-- Begin Record list --

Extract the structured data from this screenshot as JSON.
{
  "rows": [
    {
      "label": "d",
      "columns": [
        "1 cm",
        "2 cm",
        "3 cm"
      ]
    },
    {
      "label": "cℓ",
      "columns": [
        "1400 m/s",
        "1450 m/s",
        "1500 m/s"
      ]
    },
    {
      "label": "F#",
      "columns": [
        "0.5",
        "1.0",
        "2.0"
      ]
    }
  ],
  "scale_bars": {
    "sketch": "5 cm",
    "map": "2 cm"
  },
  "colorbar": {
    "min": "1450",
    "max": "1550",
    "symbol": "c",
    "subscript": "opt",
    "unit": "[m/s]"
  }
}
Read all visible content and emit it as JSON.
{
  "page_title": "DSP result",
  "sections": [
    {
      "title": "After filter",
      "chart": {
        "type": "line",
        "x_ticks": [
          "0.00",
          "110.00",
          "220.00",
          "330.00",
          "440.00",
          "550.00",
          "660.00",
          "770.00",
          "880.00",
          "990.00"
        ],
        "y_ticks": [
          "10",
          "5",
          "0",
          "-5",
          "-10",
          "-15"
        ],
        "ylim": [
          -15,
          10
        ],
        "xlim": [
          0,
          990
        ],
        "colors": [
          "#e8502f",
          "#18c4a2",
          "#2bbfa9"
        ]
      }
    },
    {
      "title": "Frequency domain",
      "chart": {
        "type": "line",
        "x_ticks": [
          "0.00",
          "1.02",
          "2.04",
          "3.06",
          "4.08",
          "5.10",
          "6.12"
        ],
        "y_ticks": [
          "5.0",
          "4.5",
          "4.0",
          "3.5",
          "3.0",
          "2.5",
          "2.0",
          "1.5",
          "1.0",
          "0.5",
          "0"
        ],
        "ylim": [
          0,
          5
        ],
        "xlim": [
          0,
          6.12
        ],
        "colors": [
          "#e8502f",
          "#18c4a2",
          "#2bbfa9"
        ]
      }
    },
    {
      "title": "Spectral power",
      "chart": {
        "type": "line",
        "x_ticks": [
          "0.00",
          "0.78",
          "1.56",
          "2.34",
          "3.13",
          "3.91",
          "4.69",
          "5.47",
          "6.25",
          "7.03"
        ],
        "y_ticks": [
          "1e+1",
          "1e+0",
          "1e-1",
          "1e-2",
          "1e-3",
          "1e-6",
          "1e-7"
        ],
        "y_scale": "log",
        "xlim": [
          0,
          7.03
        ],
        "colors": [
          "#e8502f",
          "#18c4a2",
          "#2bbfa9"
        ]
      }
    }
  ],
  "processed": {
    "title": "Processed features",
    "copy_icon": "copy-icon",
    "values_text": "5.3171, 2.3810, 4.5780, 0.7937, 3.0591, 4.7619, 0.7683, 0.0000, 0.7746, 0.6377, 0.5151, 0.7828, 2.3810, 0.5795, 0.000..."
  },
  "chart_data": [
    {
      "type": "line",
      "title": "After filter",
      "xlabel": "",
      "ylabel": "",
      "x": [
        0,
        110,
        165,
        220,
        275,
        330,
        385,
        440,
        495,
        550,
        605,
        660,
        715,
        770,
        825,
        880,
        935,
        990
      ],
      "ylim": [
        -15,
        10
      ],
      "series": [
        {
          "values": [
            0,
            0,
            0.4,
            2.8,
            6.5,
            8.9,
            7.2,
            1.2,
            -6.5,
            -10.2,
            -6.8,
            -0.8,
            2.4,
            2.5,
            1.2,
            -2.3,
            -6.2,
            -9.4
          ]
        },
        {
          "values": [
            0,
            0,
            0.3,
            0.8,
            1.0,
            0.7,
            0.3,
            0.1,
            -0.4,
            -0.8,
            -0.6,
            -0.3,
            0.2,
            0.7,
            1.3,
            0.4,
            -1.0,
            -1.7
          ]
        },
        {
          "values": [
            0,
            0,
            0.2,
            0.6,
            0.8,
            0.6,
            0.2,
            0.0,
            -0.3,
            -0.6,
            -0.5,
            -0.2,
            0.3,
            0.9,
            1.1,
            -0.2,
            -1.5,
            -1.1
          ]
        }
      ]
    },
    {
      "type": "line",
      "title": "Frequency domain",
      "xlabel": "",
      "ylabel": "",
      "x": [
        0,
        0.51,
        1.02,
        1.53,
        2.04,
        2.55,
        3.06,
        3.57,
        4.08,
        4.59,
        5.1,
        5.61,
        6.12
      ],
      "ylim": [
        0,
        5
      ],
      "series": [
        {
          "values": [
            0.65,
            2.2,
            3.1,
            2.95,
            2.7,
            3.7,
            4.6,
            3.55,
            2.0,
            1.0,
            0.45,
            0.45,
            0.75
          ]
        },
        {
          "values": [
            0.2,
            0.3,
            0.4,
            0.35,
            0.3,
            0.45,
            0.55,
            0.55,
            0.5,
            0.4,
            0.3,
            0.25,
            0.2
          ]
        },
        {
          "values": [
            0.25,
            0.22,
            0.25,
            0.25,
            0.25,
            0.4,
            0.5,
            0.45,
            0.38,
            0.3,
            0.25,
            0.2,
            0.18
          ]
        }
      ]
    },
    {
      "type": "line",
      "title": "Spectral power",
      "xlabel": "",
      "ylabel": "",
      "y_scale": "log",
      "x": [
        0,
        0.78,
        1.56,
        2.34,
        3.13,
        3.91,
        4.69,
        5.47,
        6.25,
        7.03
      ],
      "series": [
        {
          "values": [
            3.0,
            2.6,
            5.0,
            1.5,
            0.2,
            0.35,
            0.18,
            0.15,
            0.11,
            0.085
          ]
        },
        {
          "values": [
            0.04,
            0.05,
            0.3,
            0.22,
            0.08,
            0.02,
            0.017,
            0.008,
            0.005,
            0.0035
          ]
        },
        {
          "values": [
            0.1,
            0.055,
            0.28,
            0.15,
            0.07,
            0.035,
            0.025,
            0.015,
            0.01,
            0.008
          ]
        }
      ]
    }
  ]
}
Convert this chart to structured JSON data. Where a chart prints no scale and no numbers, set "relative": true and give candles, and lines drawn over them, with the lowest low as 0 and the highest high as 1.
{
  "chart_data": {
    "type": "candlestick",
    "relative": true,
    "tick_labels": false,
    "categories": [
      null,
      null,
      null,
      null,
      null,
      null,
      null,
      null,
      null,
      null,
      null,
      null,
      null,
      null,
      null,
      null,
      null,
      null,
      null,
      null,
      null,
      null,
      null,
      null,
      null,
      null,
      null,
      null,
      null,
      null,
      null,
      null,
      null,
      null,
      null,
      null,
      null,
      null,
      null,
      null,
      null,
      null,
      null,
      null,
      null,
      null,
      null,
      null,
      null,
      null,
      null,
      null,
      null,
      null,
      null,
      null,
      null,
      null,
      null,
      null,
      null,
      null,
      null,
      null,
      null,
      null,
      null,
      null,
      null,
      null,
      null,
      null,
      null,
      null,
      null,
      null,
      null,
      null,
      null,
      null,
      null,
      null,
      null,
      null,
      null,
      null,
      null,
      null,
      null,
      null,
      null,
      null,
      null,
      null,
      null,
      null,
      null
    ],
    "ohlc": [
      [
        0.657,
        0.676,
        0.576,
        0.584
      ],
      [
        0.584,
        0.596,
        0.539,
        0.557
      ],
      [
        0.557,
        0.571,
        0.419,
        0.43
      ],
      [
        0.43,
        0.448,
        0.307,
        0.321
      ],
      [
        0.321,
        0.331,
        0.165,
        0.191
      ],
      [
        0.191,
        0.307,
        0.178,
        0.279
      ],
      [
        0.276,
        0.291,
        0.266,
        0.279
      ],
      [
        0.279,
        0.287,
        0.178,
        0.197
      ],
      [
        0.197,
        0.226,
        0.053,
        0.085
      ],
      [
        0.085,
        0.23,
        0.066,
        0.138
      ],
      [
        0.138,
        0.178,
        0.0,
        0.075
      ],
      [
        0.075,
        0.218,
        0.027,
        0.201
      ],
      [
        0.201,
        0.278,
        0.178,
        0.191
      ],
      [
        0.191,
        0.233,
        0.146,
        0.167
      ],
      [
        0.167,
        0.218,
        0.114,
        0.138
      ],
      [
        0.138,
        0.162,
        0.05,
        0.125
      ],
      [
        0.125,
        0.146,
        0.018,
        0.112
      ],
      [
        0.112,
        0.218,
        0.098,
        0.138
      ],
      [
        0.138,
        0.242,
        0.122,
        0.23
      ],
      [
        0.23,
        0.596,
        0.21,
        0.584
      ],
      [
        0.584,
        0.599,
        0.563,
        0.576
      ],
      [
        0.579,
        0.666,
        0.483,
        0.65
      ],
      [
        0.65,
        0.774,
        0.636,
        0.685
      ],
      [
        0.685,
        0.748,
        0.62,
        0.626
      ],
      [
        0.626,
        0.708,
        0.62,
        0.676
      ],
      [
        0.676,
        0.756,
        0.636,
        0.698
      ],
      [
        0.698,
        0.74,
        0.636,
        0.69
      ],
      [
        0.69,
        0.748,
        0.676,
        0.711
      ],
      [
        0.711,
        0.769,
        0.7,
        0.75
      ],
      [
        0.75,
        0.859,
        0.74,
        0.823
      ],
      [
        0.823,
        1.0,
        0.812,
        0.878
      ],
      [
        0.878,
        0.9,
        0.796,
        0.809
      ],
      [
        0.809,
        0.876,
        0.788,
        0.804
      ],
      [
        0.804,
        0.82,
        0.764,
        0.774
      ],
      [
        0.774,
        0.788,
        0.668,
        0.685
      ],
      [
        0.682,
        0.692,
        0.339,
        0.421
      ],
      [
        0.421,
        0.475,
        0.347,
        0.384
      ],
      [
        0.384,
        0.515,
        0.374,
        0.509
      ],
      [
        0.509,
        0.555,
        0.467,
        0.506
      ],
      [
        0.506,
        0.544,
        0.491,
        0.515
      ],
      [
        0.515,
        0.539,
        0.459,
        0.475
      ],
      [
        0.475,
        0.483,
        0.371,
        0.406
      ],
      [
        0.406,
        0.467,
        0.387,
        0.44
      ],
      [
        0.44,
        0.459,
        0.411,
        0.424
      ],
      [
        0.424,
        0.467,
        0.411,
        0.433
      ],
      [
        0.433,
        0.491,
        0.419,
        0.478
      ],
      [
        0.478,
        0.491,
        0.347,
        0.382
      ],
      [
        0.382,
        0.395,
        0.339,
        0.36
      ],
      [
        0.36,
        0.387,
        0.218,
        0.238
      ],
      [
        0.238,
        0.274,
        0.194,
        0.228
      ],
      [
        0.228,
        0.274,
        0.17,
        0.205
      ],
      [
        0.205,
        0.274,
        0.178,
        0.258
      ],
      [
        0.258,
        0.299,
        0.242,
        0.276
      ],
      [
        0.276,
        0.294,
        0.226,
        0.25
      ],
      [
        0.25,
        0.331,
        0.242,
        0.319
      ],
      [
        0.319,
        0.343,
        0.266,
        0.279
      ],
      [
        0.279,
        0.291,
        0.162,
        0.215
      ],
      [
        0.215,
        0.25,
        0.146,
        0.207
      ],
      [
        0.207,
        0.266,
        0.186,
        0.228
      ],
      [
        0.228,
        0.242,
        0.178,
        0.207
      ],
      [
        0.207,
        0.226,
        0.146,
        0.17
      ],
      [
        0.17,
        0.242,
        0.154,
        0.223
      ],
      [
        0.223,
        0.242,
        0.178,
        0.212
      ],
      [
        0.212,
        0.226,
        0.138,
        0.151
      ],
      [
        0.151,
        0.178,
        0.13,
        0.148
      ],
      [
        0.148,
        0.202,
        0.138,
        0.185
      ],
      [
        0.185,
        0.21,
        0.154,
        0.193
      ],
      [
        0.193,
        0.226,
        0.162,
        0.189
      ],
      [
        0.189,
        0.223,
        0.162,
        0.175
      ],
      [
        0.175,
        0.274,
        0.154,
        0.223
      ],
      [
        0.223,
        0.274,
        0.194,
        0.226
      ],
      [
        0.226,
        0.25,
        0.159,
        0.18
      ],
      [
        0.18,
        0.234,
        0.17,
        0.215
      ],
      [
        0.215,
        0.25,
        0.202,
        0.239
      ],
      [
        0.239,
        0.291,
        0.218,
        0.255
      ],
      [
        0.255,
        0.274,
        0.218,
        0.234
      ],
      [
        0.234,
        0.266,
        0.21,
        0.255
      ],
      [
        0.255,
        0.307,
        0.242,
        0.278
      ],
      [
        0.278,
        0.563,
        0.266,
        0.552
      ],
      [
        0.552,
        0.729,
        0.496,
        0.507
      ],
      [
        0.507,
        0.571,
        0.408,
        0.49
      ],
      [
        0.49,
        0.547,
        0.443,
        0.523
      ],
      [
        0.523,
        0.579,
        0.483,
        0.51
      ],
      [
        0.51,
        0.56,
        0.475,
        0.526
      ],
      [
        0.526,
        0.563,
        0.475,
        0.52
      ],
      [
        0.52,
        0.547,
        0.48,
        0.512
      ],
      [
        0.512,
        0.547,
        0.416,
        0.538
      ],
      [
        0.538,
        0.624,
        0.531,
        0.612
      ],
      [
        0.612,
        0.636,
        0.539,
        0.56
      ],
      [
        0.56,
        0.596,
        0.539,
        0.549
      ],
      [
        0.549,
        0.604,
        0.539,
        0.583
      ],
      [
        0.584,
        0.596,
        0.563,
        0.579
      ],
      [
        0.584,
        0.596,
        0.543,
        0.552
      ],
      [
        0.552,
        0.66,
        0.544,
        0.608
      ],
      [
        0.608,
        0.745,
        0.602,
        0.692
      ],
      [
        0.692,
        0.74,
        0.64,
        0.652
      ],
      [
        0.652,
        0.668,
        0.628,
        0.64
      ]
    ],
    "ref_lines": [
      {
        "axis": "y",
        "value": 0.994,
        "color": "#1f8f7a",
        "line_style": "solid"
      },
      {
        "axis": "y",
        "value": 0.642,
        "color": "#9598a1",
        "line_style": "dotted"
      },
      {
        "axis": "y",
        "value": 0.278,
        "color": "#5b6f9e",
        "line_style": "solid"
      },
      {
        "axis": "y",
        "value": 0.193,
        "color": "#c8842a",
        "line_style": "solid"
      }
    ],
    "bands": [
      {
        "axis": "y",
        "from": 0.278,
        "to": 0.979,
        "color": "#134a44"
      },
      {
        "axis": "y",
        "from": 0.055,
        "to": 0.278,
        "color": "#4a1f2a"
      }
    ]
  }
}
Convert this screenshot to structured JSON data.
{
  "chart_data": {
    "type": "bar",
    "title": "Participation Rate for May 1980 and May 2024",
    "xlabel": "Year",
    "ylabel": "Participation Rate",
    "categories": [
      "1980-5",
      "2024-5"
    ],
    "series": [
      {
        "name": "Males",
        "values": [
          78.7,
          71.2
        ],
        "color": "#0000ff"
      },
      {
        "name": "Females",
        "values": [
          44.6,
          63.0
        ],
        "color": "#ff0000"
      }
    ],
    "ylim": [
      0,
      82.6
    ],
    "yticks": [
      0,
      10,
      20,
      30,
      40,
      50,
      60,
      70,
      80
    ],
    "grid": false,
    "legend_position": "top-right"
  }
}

-- End Record list --

### Task description
Report how many lines in the records hold the word "Participation", giving the number and nothing else.

### Complete answer
2